__Problem to solve__
Examine each line of the data. Copy those that contain the string "name".

Stored records:
━━━━━━━━━━━━━━━━━━━━━━━━━━━━━━

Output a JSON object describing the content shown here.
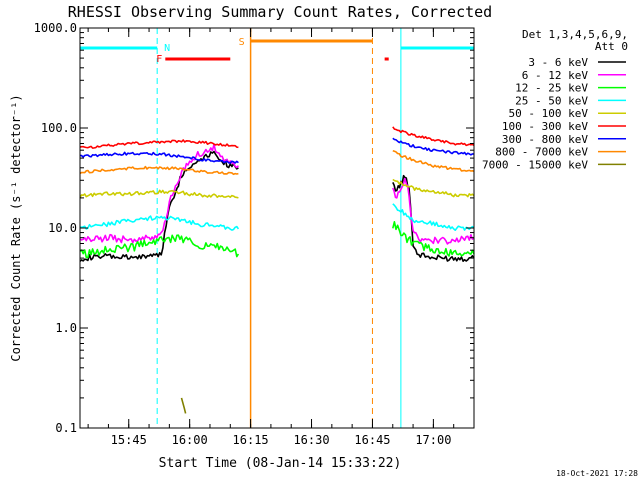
{
  "chart_data": {
    "type": "line",
    "title": "RHESSI Observing Summary Count Rates, Corrected",
    "xlabel": "Start Time (08-Jan-14 15:33:22)",
    "ylabel": "Corrected Count Rate (s⁻¹ detector⁻¹)",
    "y_scale": "log",
    "ylim": [
      0.1,
      1000
    ],
    "xlim": [
      "15:33",
      "17:10"
    ],
    "x_ticks": [
      "15:45",
      "16:00",
      "16:15",
      "16:30",
      "16:45",
      "17:00"
    ],
    "y_ticks": [
      "0.1",
      "1.0",
      "10.0",
      "100.0",
      "1000.0"
    ],
    "legend_header": [
      "Det 1,3,4,5,6,9,",
      "Att 0"
    ],
    "legend_placement": "right",
    "timestamp": "18-Oct-2021 17:28",
    "series": [
      {
        "name": "3 - 6 keV",
        "color": "#000000",
        "segments": [
          [
            [
              "15:33",
              5.0
            ],
            [
              "15:40",
              5.2
            ],
            [
              "15:46",
              5.0
            ],
            [
              "15:50",
              5.3
            ],
            [
              "15:53",
              5.5
            ],
            [
              "15:55",
              16
            ],
            [
              "15:58",
              34
            ],
            [
              "16:02",
              48
            ],
            [
              "16:06",
              58
            ],
            [
              "16:08",
              47
            ],
            [
              "16:10",
              42
            ],
            [
              "16:12",
              40
            ]
          ],
          [
            [
              "16:50",
              27
            ],
            [
              "16:51",
              24
            ],
            [
              "16:52",
              28
            ],
            [
              "16:53",
              33
            ],
            [
              "16:54",
              26
            ],
            [
              "16:55",
              7
            ],
            [
              "16:56",
              5.5
            ],
            [
              "17:00",
              5.0
            ],
            [
              "17:05",
              5.0
            ],
            [
              "17:10",
              5.0
            ]
          ]
        ]
      },
      {
        "name": "6 - 12 keV",
        "color": "#ff00ff",
        "segments": [
          [
            [
              "15:33",
              7.5
            ],
            [
              "15:40",
              8.0
            ],
            [
              "15:46",
              7.5
            ],
            [
              "15:50",
              8.0
            ],
            [
              "15:53",
              8.5
            ],
            [
              "15:55",
              18
            ],
            [
              "15:58",
              36
            ],
            [
              "16:02",
              55
            ],
            [
              "16:06",
              65
            ],
            [
              "16:08",
              50
            ],
            [
              "16:10",
              45
            ],
            [
              "16:12",
              42
            ]
          ],
          [
            [
              "16:50",
              26
            ],
            [
              "16:51",
              20
            ],
            [
              "16:52",
              24
            ],
            [
              "16:53",
              30
            ],
            [
              "16:54",
              22
            ],
            [
              "16:55",
              9
            ],
            [
              "16:56",
              8.0
            ],
            [
              "17:00",
              7.5
            ],
            [
              "17:05",
              7.5
            ],
            [
              "17:10",
              8.0
            ]
          ]
        ]
      },
      {
        "name": "12 - 25 keV",
        "color": "#00ff00",
        "segments": [
          [
            [
              "15:33",
              5.5
            ],
            [
              "15:40",
              6.0
            ],
            [
              "15:46",
              6.5
            ],
            [
              "15:50",
              7.0
            ],
            [
              "15:53",
              7.5
            ],
            [
              "15:58",
              8.0
            ],
            [
              "16:02",
              7.0
            ],
            [
              "16:06",
              6.5
            ],
            [
              "16:10",
              6.0
            ],
            [
              "16:12",
              5.5
            ]
          ],
          [
            [
              "16:50",
              11
            ],
            [
              "16:52",
              9
            ],
            [
              "16:55",
              7.0
            ],
            [
              "17:00",
              6.0
            ],
            [
              "17:05",
              5.5
            ],
            [
              "17:10",
              5.5
            ]
          ]
        ]
      },
      {
        "name": "25 - 50 keV",
        "color": "#00ffff",
        "segments": [
          [
            [
              "15:33",
              10
            ],
            [
              "15:40",
              11
            ],
            [
              "15:46",
              12
            ],
            [
              "15:50",
              12.5
            ],
            [
              "15:53",
              13
            ],
            [
              "15:58",
              12
            ],
            [
              "16:02",
              11
            ],
            [
              "16:06",
              10.5
            ],
            [
              "16:10",
              10
            ],
            [
              "16:12",
              9.8
            ]
          ],
          [
            [
              "16:50",
              17
            ],
            [
              "16:52",
              15
            ],
            [
              "16:55",
              12
            ],
            [
              "17:00",
              11
            ],
            [
              "17:05",
              10
            ],
            [
              "17:10",
              10
            ]
          ]
        ]
      },
      {
        "name": "50 - 100 keV",
        "color": "#cccc00",
        "segments": [
          [
            [
              "15:33",
              21
            ],
            [
              "15:40",
              22
            ],
            [
              "15:46",
              22
            ],
            [
              "15:53",
              23
            ],
            [
              "15:58",
              22.5
            ],
            [
              "16:02",
              21.5
            ],
            [
              "16:06",
              21
            ],
            [
              "16:10",
              20.5
            ],
            [
              "16:12",
              20
            ]
          ],
          [
            [
              "16:50",
              30
            ],
            [
              "16:52",
              28
            ],
            [
              "16:55",
              25
            ],
            [
              "17:00",
              23
            ],
            [
              "17:05",
              21.5
            ],
            [
              "17:10",
              21
            ]
          ]
        ]
      },
      {
        "name": "100 - 300 keV",
        "color": "#ff0000",
        "segments": [
          [
            [
              "15:33",
              63
            ],
            [
              "15:40",
              67
            ],
            [
              "15:46",
              70
            ],
            [
              "15:53",
              73
            ],
            [
              "15:58",
              74
            ],
            [
              "16:02",
              72
            ],
            [
              "16:06",
              70
            ],
            [
              "16:10",
              67
            ],
            [
              "16:12",
              64
            ]
          ],
          [
            [
              "16:50",
              100
            ],
            [
              "16:52",
              93
            ],
            [
              "16:55",
              85
            ],
            [
              "17:00",
              76
            ],
            [
              "17:05",
              70
            ],
            [
              "17:10",
              67
            ]
          ]
        ]
      },
      {
        "name": "300 - 800 keV",
        "color": "#0000ff",
        "segments": [
          [
            [
              "15:33",
              52
            ],
            [
              "15:40",
              54
            ],
            [
              "15:46",
              56
            ],
            [
              "15:53",
              55
            ],
            [
              "15:58",
              52
            ],
            [
              "16:02",
              49
            ],
            [
              "16:06",
              47
            ],
            [
              "16:10",
              46
            ],
            [
              "16:12",
              45
            ]
          ],
          [
            [
              "16:50",
              78
            ],
            [
              "16:52",
              72
            ],
            [
              "16:55",
              66
            ],
            [
              "17:00",
              60
            ],
            [
              "17:05",
              57
            ],
            [
              "17:10",
              55
            ]
          ]
        ]
      },
      {
        "name": "800 - 7000 keV",
        "color": "#ff8800",
        "segments": [
          [
            [
              "15:33",
              36
            ],
            [
              "15:40",
              38
            ],
            [
              "15:46",
              40
            ],
            [
              "15:53",
              40
            ],
            [
              "15:58",
              39
            ],
            [
              "16:02",
              37
            ],
            [
              "16:06",
              36
            ],
            [
              "16:10",
              35
            ],
            [
              "16:12",
              35
            ]
          ],
          [
            [
              "16:50",
              58
            ],
            [
              "16:52",
              53
            ],
            [
              "16:55",
              48
            ],
            [
              "17:00",
              42
            ],
            [
              "17:05",
              39
            ],
            [
              "17:10",
              37
            ]
          ]
        ]
      },
      {
        "name": "7000 - 15000 keV",
        "color": "#808000",
        "segments": [
          [
            [
              "15:58",
              0.2
            ],
            [
              "15:59",
              0.14
            ]
          ]
        ]
      }
    ],
    "annotations": {
      "n_label": "N",
      "f_label": "F",
      "s_label": "S",
      "night_bars": [
        [
          "15:33",
          "15:52"
        ],
        [
          "16:52",
          "17:10"
        ]
      ],
      "flare_bars": [
        [
          "15:54",
          "16:10"
        ],
        [
          "16:48",
          "16:49"
        ]
      ],
      "saa_bar": [
        "16:15",
        "16:45"
      ],
      "cyan_solid_lines": [
        "15:33",
        "16:52"
      ],
      "cyan_dashed_lines": [
        "15:52",
        "17:10"
      ],
      "orange_solid_lines": [
        "16:15"
      ],
      "orange_dashed_lines": [
        "16:45"
      ]
    },
    "bar_colors": {
      "night": "#00ffff",
      "flare": "#ff0000",
      "saa": "#ff8800"
    },
    "grid": false
  }
}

━━━━━━━━━━━━━━━━━━━━━━━━━━━━━━

__Exercise solution__
        "name": "3 - 6 keV",
        "name": "6 - 12 keV",
        "name": "12 - 25 keV",
        "name": "25 - 50 keV",
        "name": "50 - 100 keV",
        "name": "100 - 300 keV",
        "name": "300 - 800 keV",
        "name": "800 - 7000 keV",
        "name": "7000 - 15000 keV",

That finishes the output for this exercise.